Written request: Take the entries below and reproduce them word for word.

Excerpted data:
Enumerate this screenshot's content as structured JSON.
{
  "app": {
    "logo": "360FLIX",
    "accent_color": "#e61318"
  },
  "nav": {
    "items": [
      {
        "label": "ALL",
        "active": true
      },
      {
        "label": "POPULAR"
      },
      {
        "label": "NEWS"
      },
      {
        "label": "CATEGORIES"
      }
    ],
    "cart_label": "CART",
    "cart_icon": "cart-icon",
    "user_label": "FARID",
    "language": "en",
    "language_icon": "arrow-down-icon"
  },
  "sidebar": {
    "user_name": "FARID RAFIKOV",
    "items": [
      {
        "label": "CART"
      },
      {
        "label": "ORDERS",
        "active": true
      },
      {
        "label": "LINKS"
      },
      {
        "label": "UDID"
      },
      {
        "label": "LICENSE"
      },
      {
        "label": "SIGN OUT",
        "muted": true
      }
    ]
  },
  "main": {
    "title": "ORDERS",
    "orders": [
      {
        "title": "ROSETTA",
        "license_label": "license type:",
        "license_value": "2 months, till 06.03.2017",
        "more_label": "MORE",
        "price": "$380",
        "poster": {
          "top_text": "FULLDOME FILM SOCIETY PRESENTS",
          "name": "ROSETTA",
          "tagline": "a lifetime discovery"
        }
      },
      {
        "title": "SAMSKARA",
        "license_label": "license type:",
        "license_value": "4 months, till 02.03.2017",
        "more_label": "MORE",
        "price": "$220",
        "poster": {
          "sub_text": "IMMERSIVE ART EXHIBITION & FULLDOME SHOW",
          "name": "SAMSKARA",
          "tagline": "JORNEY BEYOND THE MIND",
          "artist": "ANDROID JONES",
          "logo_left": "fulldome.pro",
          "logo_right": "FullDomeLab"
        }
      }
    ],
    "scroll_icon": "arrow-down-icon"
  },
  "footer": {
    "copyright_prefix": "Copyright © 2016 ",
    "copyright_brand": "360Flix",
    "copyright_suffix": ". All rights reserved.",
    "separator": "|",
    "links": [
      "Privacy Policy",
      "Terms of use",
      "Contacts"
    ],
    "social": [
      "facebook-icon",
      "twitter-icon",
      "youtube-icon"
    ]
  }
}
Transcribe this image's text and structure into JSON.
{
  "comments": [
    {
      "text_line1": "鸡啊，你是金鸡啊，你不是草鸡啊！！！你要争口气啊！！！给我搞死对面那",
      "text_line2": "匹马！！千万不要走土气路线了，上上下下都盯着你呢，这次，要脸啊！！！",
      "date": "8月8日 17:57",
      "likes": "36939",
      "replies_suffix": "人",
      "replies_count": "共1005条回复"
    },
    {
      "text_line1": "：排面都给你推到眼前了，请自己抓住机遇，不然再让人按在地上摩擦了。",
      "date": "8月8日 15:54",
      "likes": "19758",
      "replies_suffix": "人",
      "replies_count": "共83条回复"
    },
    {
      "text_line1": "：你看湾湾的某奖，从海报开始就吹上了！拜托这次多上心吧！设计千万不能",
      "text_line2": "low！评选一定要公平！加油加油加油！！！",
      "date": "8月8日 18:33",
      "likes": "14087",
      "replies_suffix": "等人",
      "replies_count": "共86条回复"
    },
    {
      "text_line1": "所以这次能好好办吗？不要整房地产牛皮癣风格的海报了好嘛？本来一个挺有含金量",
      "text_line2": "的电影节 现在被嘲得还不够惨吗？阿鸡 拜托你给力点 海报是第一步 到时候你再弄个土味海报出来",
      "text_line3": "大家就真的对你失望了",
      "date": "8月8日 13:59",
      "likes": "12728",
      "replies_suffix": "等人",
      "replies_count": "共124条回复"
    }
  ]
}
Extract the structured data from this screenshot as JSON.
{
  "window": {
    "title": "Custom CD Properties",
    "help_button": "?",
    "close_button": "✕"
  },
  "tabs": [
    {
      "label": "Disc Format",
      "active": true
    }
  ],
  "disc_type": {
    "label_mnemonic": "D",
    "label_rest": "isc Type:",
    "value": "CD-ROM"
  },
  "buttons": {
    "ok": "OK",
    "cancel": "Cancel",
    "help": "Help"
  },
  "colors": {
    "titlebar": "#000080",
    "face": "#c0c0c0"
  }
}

Task response:
Enumerate this screenshot's content as structured JSON.
{
  "app": {
    "logo": "360FLIX",
    "accent_color": "#e61318"
  },
  "nav": {
    "items": [
      {
        "label": "ALL",
        "active": true
      },
      {
        "label": "POPULAR"
      },
      {
        "label": "NEWS"
      },
      {
        "label": "CATEGORIES"
      }
    ],
    "cart_label": "CART",
    "cart_icon": "cart-icon",
    "user_label": "FARID",
    "language": "en",
    "language_icon": "arrow-down-icon"
  },
  "sidebar": {
    "user_name": "FARID RAFIKOV",
    "items": [
      {
        "label": "CART"
      },
      {
        "label": "ORDERS",
        "active": true
      },
      {
        "label": "LINKS"
      },
      {
        "label": "UDID"
      },
      {
        "label": "LICENSE"
      },
      {
        "label": "SIGN OUT",
        "muted": true
      }
    ]
  },
  "main": {
    "title": "ORDERS",
    "orders": [
      {
        "title": "ROSETTA",
        "license_label": "license type:",
        "license_value": "2 months, till 06.03.2017",
        "more_label": "MORE",
        "price": "$380",
        "poster": {
          "top_text": "FULLDOME FILM SOCIETY PRESENTS",
          "name": "ROSETTA",
          "tagline": "a lifetime discovery"
        }
      },
      {
        "title": "SAMSKARA",
        "license_label": "license type:",
        "license_value": "4 months, till 02.03.2017",
        "more_label": "MORE",
        "price": "$220",
        "poster": {
          "sub_text": "IMMERSIVE ART EXHIBITION & FULLDOME SHOW",
          "name": "SAMSKARA",
          "tagline": "JORNEY BEYOND THE MIND",
          "artist": "ANDROID JONES",
          "logo_left": "fulldome.pro",
          "logo_right": "FullDomeLab"
        }
      }
    ],
    "scroll_icon": "arrow-down-icon"
  },
  "footer": {
    "copyright_prefix": "Copyright © 2016 ",
    "copyright_brand": "360Flix",
    "copyright_suffix": ". All rights reserved.",
    "separator": "|",
    "links": [
      "Privacy Policy",
      "Terms of use",
      "Contacts"
    ],
    "social": [
      "facebook-icon",
      "twitter-icon",
      "youtube-icon"
    ]
  }
}
Transcribe this image's text and structure into JSON.
{
  "comments": [
    {
      "text_line1": "鸡啊，你是金鸡啊，你不是草鸡啊！！！你要争口气啊！！！给我搞死对面那",
      "text_line2": "匹马！！千万不要走土气路线了，上上下下都盯着你呢，这次，要脸啊！！！",
      "date": "8月8日 17:57",
      "likes": "36939",
      "replies_suffix": "人",
      "replies_count": "共1005条回复"
    },
    {
      "text_line1": "：排面都给你推到眼前了，请自己抓住机遇，不然再让人按在地上摩擦了。",
      "date": "8月8日 15:54",
      "likes": "19758",
      "replies_suffix": "人",
      "replies_count": "共83条回复"
    },
    {
      "text_line1": "：你看湾湾的某奖，从海报开始就吹上了！拜托这次多上心吧！设计千万不能",
      "text_line2": "low！评选一定要公平！加油加油加油！！！",
      "date": "8月8日 18:33",
      "likes": "14087",
      "replies_suffix": "等人",
      "replies_count": "共86条回复"
    },
    {
      "text_line1": "所以这次能好好办吗？不要整房地产牛皮癣风格的海报了好嘛？本来一个挺有含金量",
      "text_line2": "的电影节 现在被嘲得还不够惨吗？阿鸡 拜托你给力点 海报是第一步 到时候你再弄个土味海报出来",
      "text_line3": "大家就真的对你失望了",
      "date": "8月8日 13:59",
      "likes": "12728",
      "replies_suffix": "等人",
      "replies_count": "共124条回复"
    }
  ]
}
Extract the structured data from this screenshot as JSON.
{
  "window": {
    "title": "Custom CD Properties",
    "help_button": "?",
    "close_button": "✕"
  },
  "tabs": [
    {
      "label": "Disc Format",
      "active": true
    }
  ],
  "disc_type": {
    "label_mnemonic": "D",
    "label_rest": "isc Type:",
    "value": "CD-ROM"
  },
  "buttons": {
    "ok": "OK",
    "cancel": "Cancel",
    "help": "Help"
  },
  "colors": {
    "titlebar": "#000080",
    "face": "#c0c0c0"
  }
}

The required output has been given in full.